*Request*. Counting only lines that hold "kind", give the total and nothing more.

*Supplied records*.
— start —
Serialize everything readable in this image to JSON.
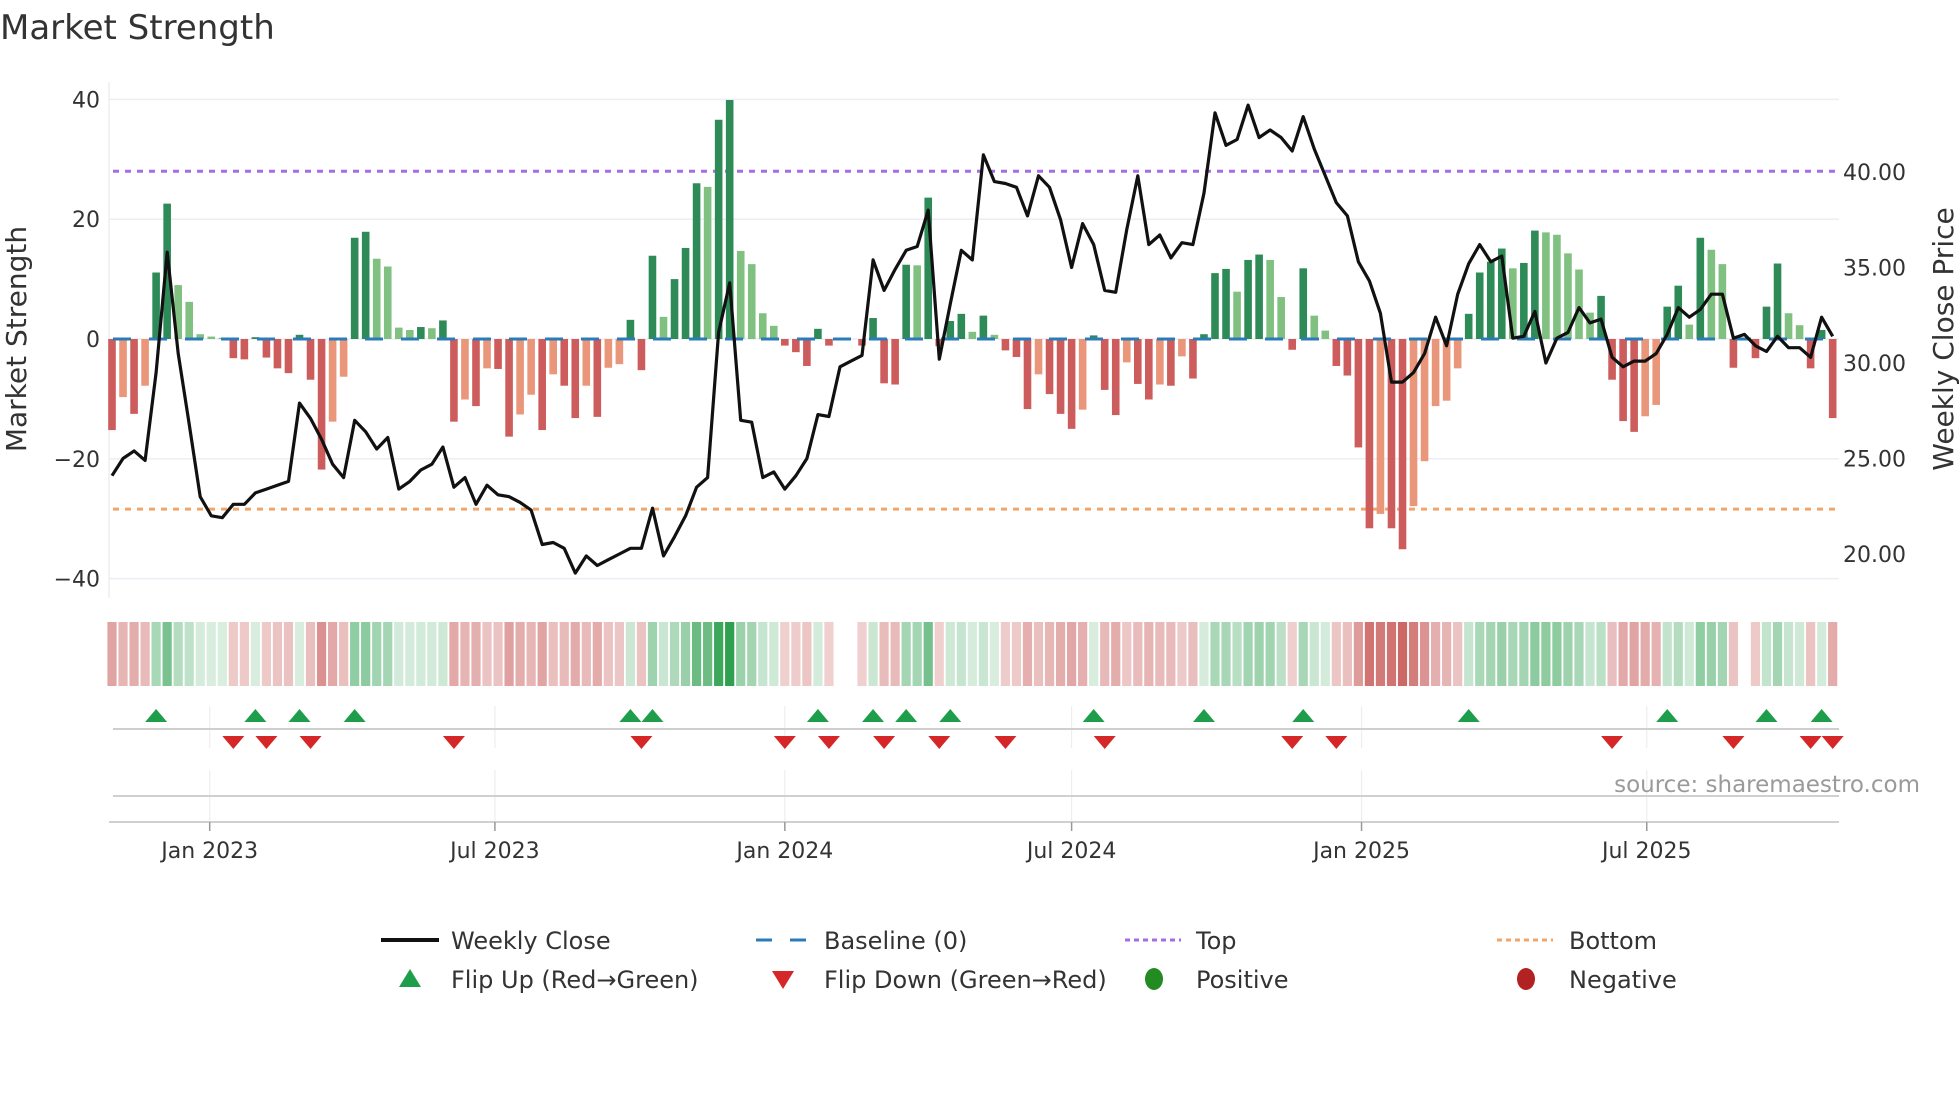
{
  "chart_data": {
    "type": "bar",
    "title": "Market Strength",
    "ylabel": "Market Strength",
    "y2label": "Weekly Close Price",
    "ylim": [
      -42,
      42
    ],
    "y2lim": [
      17.5,
      44.0
    ],
    "y_ticks": [
      "40",
      "20",
      "0",
      "−20",
      "−40"
    ],
    "y_tick_values": [
      40,
      20,
      0,
      -20,
      -40
    ],
    "y2_ticks": [
      "40.00",
      "35.00",
      "30.00",
      "25.00",
      "20.00"
    ],
    "y2_tick_values": [
      40,
      35,
      30,
      25,
      20
    ],
    "x_ticks": [
      {
        "label": "Jan 2023",
        "date": "2023-01-01"
      },
      {
        "label": "Jul 2023",
        "date": "2023-07-01"
      },
      {
        "label": "Jan 2024",
        "date": "2024-01-01"
      },
      {
        "label": "Jul 2024",
        "date": "2024-07-01"
      },
      {
        "label": "Jan 2025",
        "date": "2025-01-01"
      },
      {
        "label": "Jul 2025",
        "date": "2025-07-01"
      }
    ],
    "start_date": "2022-10-31",
    "frequency": "weekly",
    "grid": true,
    "top_level": 28,
    "bottom_level": -28.4,
    "baseline": 0,
    "strength": [
      -15.2,
      -9.7,
      -12.5,
      -7.8,
      11.1,
      22.6,
      9.0,
      6.2,
      0.8,
      0.4,
      0.2,
      -3.2,
      -3.4,
      0.3,
      -3.1,
      -4.9,
      -5.7,
      0.7,
      -6.8,
      -21.8,
      -13.8,
      -6.3,
      16.9,
      17.9,
      13.4,
      12.1,
      1.9,
      1.5,
      2.0,
      1.8,
      3.1,
      -13.8,
      -10.1,
      -11.2,
      -4.9,
      -5.0,
      -16.3,
      -12.6,
      -9.3,
      -15.2,
      -5.9,
      -7.8,
      -13.2,
      -7.8,
      -13.0,
      -4.8,
      -4.2,
      3.2,
      -5.2,
      13.9,
      3.7,
      10.0,
      15.2,
      26.0,
      25.4,
      36.6,
      39.9,
      14.7,
      12.5,
      4.3,
      2.2,
      -1.1,
      -2.2,
      -4.5,
      1.7,
      -1.1,
      0,
      0,
      -1.1,
      3.5,
      -7.4,
      -7.6,
      12.4,
      12.3,
      23.6,
      -1.2,
      3.0,
      4.2,
      1.2,
      3.9,
      0.7,
      -1.9,
      -3.0,
      -11.7,
      -5.9,
      -9.2,
      -12.5,
      -15.0,
      -11.8,
      0.6,
      -8.5,
      -12.7,
      -3.9,
      -7.5,
      -10.1,
      -7.6,
      -7.8,
      -2.9,
      -6.6,
      0.8,
      11.0,
      11.7,
      7.9,
      13.2,
      14.1,
      13.2,
      7.0,
      -1.8,
      11.8,
      3.9,
      1.4,
      -4.5,
      -6.1,
      -18.1,
      -31.6,
      -29.2,
      -31.6,
      -35.1,
      -27.9,
      -20.4,
      -11.2,
      -10.3,
      -4.9,
      4.2,
      11.1,
      12.9,
      15.1,
      11.8,
      12.7,
      18.1,
      17.8,
      17.4,
      14.3,
      11.6,
      4.4,
      7.2,
      -6.8,
      -13.7,
      -15.5,
      -12.9,
      -11.0,
      5.4,
      8.9,
      2.4,
      16.9,
      14.9,
      12.5,
      -4.8,
      0,
      -3.2,
      5.4,
      12.6,
      4.3,
      2.3,
      -4.9,
      1.5,
      -13.2
    ],
    "weekly_close": [
      24.1,
      25.0,
      25.4,
      24.9,
      29.5,
      35.8,
      30.5,
      26.8,
      23.0,
      22.0,
      21.9,
      22.6,
      22.6,
      23.2,
      23.4,
      23.6,
      23.8,
      27.9,
      27.1,
      26.0,
      24.7,
      24.0,
      27.0,
      26.4,
      25.5,
      26.1,
      23.4,
      23.8,
      24.4,
      24.7,
      25.6,
      23.5,
      24.0,
      22.6,
      23.6,
      23.1,
      23.0,
      22.7,
      22.3,
      20.5,
      20.6,
      20.3,
      19.0,
      19.9,
      19.4,
      19.7,
      20.0,
      20.3,
      20.3,
      22.4,
      19.9,
      20.9,
      22.0,
      23.5,
      24.0,
      31.6,
      34.2,
      27.0,
      26.9,
      24.0,
      24.3,
      23.4,
      24.1,
      25.0,
      27.3,
      27.2,
      29.8,
      30.1,
      30.4,
      35.4,
      33.8,
      34.9,
      35.9,
      36.1,
      38.0,
      30.2,
      33.1,
      35.9,
      35.4,
      40.9,
      39.5,
      39.4,
      39.2,
      37.7,
      39.8,
      39.2,
      37.5,
      35.0,
      37.3,
      36.2,
      33.8,
      33.7,
      37.0,
      39.8,
      36.2,
      36.7,
      35.5,
      36.3,
      36.2,
      38.9,
      43.1,
      41.4,
      41.7,
      43.5,
      41.8,
      42.2,
      41.8,
      41.1,
      42.9,
      41.2,
      39.8,
      38.4,
      37.7,
      35.3,
      34.3,
      32.6,
      29.0,
      29.0,
      29.5,
      30.5,
      32.4,
      30.9,
      33.6,
      35.2,
      36.2,
      35.3,
      35.6,
      31.3,
      31.4,
      32.7,
      30.0,
      31.3,
      31.6,
      32.9,
      32.1,
      32.3,
      30.3,
      29.8,
      30.1,
      30.1,
      30.5,
      31.5,
      32.9,
      32.4,
      32.8,
      33.6,
      33.6,
      31.3,
      31.5,
      30.9,
      30.6,
      31.4,
      30.8,
      30.8,
      30.3,
      32.4,
      31.4
    ],
    "legend": {
      "placement": "bottom",
      "items": [
        {
          "label": "Weekly Close",
          "kind": "line",
          "color": "#111111"
        },
        {
          "label": "Baseline (0)",
          "kind": "dash",
          "color": "#2b7bb9"
        },
        {
          "label": "Top",
          "kind": "dot",
          "color": "#a46ee0"
        },
        {
          "label": "Bottom",
          "kind": "dot",
          "color": "#f2a56a"
        },
        {
          "label": "Flip Up (Red→Green)",
          "kind": "tri-up",
          "color": "#1e9e4a"
        },
        {
          "label": "Flip Down (Green→Red)",
          "kind": "tri-down",
          "color": "#d62728"
        },
        {
          "label": "Positive",
          "kind": "circle",
          "color": "#228b22"
        },
        {
          "label": "Negative",
          "kind": "circle",
          "color": "#b22222"
        }
      ]
    },
    "colors": {
      "pos_strong": "#2e8b57",
      "pos_weak": "#80c080",
      "neg_strong": "#cd5c5c",
      "neg_weak": "#e9967a",
      "flip_up": "#1e9e4a",
      "flip_down": "#d62728"
    },
    "source": "source: sharemaestro.com"
  }
}
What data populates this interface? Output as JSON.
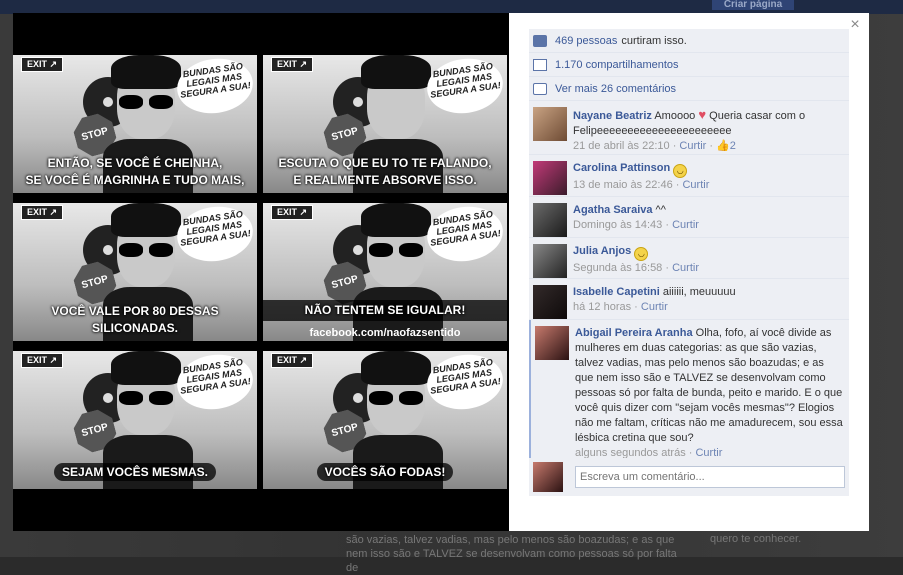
— end —
*Task output*. 8